> _EXERCISE_: Locate the lines that hold the string "right". Copy every such line.

> _INPUT MATERIAL_:

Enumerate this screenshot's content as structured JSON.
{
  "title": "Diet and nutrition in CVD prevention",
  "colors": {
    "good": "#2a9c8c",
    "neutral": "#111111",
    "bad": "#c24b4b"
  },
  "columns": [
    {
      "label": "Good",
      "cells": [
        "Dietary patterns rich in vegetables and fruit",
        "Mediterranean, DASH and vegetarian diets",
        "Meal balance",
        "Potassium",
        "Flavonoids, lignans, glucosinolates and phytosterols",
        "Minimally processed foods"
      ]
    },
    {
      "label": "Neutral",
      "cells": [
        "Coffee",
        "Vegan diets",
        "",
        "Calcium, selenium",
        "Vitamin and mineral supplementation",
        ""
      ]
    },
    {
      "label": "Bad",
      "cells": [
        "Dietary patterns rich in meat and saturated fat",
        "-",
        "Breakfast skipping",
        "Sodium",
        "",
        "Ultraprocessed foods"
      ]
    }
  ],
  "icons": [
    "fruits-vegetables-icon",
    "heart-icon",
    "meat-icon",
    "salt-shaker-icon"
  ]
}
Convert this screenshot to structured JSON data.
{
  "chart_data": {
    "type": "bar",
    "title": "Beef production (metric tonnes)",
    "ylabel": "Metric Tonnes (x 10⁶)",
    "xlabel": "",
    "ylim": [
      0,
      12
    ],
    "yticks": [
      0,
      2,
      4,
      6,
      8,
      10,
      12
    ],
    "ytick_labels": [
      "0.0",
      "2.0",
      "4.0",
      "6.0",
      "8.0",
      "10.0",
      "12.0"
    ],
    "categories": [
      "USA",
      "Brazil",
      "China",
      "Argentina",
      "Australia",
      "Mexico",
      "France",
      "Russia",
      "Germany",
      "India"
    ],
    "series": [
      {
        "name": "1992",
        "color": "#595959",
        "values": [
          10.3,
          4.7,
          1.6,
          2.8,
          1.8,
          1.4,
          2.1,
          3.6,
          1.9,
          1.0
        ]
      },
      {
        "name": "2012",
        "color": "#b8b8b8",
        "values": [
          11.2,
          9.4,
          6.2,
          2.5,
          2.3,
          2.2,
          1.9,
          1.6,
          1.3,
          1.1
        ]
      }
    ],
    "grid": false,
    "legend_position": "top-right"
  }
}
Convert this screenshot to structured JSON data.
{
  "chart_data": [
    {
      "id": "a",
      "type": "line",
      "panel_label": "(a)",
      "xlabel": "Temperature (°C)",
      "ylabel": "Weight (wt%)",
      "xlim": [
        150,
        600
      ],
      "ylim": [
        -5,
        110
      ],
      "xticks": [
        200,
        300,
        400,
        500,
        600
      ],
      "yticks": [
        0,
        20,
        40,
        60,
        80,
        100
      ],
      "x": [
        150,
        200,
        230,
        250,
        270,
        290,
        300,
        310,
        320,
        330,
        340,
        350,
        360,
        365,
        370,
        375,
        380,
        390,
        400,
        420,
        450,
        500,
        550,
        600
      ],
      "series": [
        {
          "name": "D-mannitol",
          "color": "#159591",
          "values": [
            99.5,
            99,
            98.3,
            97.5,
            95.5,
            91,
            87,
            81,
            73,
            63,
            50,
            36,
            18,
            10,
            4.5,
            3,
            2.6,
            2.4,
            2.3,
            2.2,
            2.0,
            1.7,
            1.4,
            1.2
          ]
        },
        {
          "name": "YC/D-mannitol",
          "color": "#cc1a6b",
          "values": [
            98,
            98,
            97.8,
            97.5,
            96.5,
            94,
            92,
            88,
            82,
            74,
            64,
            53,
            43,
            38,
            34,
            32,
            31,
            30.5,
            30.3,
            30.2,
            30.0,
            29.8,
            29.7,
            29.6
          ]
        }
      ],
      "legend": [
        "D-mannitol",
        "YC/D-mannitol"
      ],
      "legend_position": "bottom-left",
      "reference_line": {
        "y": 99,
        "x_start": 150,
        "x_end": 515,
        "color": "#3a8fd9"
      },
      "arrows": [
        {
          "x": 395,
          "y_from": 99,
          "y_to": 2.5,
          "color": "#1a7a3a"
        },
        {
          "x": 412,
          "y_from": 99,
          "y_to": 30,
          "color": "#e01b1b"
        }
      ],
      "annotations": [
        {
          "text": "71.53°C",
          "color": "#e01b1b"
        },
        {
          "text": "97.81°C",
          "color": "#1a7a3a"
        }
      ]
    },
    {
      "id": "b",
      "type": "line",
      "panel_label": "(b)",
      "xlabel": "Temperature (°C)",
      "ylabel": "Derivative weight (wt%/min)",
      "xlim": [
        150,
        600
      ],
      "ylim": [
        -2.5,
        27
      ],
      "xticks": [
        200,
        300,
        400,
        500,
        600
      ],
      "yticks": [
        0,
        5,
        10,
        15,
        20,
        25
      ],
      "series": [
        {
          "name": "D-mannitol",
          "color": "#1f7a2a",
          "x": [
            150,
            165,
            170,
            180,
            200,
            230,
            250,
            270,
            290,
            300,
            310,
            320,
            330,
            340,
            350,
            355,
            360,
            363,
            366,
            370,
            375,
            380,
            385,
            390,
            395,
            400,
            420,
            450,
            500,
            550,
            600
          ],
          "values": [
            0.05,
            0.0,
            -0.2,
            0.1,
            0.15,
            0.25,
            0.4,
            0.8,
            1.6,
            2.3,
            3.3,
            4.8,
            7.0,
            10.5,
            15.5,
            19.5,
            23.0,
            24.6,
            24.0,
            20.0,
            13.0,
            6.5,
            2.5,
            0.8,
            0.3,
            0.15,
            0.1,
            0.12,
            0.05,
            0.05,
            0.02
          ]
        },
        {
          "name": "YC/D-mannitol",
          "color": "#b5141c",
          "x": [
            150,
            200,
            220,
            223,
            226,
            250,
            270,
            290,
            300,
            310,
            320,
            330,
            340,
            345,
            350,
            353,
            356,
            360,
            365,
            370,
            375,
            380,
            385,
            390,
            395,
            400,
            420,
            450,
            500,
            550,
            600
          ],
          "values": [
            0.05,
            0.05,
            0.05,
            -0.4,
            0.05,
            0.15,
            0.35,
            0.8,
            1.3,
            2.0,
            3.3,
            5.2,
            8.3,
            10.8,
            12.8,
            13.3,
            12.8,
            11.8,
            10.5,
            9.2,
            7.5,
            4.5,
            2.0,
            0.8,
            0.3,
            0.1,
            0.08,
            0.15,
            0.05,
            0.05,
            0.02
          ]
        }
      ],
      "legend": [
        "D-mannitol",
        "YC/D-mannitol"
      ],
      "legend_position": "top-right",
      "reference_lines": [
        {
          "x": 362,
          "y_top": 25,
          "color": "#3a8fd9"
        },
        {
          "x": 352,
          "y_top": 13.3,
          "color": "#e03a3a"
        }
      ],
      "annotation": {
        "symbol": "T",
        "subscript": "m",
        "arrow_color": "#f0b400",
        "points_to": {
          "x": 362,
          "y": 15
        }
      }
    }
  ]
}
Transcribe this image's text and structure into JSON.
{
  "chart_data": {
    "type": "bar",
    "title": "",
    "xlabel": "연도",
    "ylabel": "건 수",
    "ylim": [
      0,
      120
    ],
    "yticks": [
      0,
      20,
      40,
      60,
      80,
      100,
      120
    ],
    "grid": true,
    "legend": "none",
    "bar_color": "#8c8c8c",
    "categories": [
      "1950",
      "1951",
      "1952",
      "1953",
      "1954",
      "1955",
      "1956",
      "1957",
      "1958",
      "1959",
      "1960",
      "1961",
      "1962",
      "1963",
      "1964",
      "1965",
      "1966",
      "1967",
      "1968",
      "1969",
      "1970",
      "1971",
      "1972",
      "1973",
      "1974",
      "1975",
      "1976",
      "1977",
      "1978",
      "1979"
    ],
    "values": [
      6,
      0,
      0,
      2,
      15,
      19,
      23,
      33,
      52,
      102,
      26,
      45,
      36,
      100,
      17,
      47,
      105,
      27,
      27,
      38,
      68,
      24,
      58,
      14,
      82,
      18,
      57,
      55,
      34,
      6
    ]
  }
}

> _EXERCISE SOLUTION_:
    "legend_position": "top-right"
      "legend_position": "top-right",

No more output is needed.